**Goal**:
Copy out all the lines exactly. Omit pictures.

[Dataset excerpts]
------------------------------
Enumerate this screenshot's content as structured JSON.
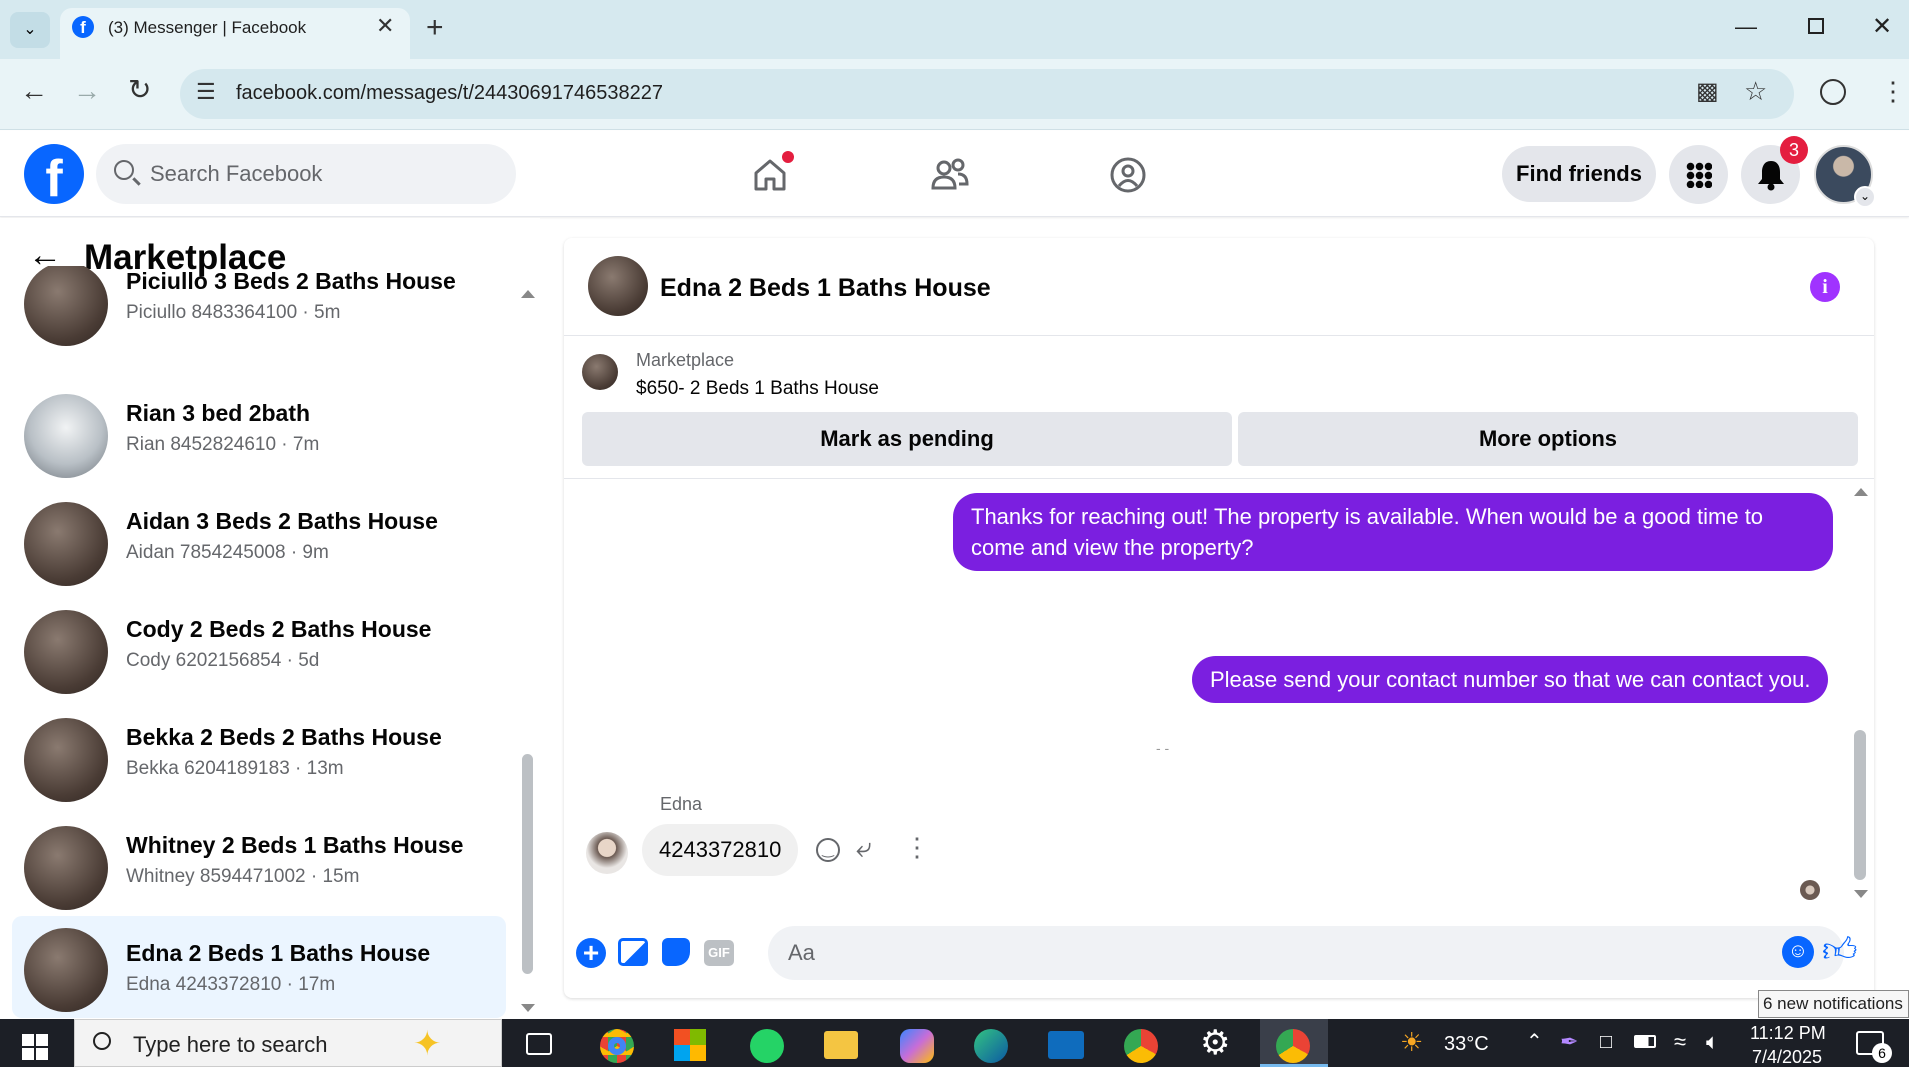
{
  "browser": {
    "tab_title": "(3) Messenger | Facebook",
    "url": "facebook.com/messages/t/24430691746538227"
  },
  "header": {
    "search_placeholder": "Search Facebook",
    "find_friends": "Find friends",
    "notification_count": "3",
    "brand_color": "#0866ff",
    "alert_color": "#e41e3f"
  },
  "sidebar": {
    "title": "Marketplace",
    "conversations": [
      {
        "title": "Piciullo 3 Beds 2 Baths House",
        "subtitle": "Piciullo 8483364100 · 5m"
      },
      {
        "title": "Rian 3 bed 2bath",
        "subtitle": "Rian 8452824610 · 7m"
      },
      {
        "title": "Aidan 3 Beds 2 Baths House",
        "subtitle": "Aidan 7854245008 · 9m"
      },
      {
        "title": "Cody 2 Beds 2 Baths House",
        "subtitle": "Cody 6202156854 · 5d"
      },
      {
        "title": "Bekka 2 Beds 2 Baths House",
        "subtitle": "Bekka 6204189183 · 13m"
      },
      {
        "title": "Whitney 2 Beds 1 Baths House",
        "subtitle": "Whitney 8594471002 · 15m"
      },
      {
        "title": "Edna 2 Beds 1 Baths House",
        "subtitle": "Edna 4243372810 · 17m"
      }
    ]
  },
  "chat": {
    "title": "Edna 2 Beds 1 Baths House",
    "listing_source": "Marketplace",
    "listing_text": "$650- 2 Beds 1 Baths House",
    "mark_pending": "Mark as pending",
    "more_options": "More options",
    "messages": [
      {
        "from": "me",
        "text": "Thanks for reaching out! The property is available. When would be a good time to come and view the property?"
      },
      {
        "from": "me",
        "text": "Please send your contact number so that we can contact you."
      },
      {
        "from": "Edna",
        "text": "4243372810"
      }
    ],
    "sender_name": "Edna",
    "composer_placeholder": "Aa",
    "accent_color": "#7b1fe0"
  },
  "taskbar": {
    "search_placeholder": "Type here to search",
    "temperature": "33°C",
    "time": "11:12 PM",
    "date": "7/4/2025",
    "notif_tooltip": "6 new notifications",
    "notif_count": "6"
  }
}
------------------------------
**Finished task**:
Enumerate this screenshot's content as structured JSON.
{
  "browser": {
    "tab_title": "(3) Messenger | Facebook",
    "url": "facebook.com/messages/t/24430691746538227"
  },
  "header": {
    "search_placeholder": "Search Facebook",
    "find_friends": "Find friends",
    "notification_count": "3",
    "brand_color": "#0866ff",
    "alert_color": "#e41e3f"
  },
  "sidebar": {
    "title": "Marketplace",
    "conversations": [
      {
        "title": "Piciullo 3 Beds 2 Baths House",
        "subtitle": "Piciullo 8483364100 · 5m"
      },
      {
        "title": "Rian 3 bed 2bath",
        "subtitle": "Rian 8452824610 · 7m"
      },
      {
        "title": "Aidan 3 Beds 2 Baths House",
        "subtitle": "Aidan 7854245008 · 9m"
      },
      {
        "title": "Cody 2 Beds 2 Baths House",
        "subtitle": "Cody 6202156854 · 5d"
      },
      {
        "title": "Bekka 2 Beds 2 Baths House",
        "subtitle": "Bekka 6204189183 · 13m"
      },
      {
        "title": "Whitney 2 Beds 1 Baths House",
        "subtitle": "Whitney 8594471002 · 15m"
      },
      {
        "title": "Edna 2 Beds 1 Baths House",
        "subtitle": "Edna 4243372810 · 17m"
      }
    ]
  },
  "chat": {
    "title": "Edna 2 Beds 1 Baths House",
    "listing_source": "Marketplace",
    "listing_text": "$650- 2 Beds 1 Baths House",
    "mark_pending": "Mark as pending",
    "more_options": "More options",
    "messages": [
      {
        "from": "me",
        "text": "Thanks for reaching out! The property is available. When would be a good time to come and view the property?"
      },
      {
        "from": "me",
        "text": "Please send your contact number so that we can contact you."
      },
      {
        "from": "Edna",
        "text": "4243372810"
      }
    ],
    "sender_name": "Edna",
    "composer_placeholder": "Aa",
    "accent_color": "#7b1fe0"
  },
  "taskbar": {
    "search_placeholder": "Type here to search",
    "temperature": "33°C",
    "time": "11:12 PM",
    "date": "7/4/2025",
    "notif_tooltip": "6 new notifications",
    "notif_count": "6"
  }
}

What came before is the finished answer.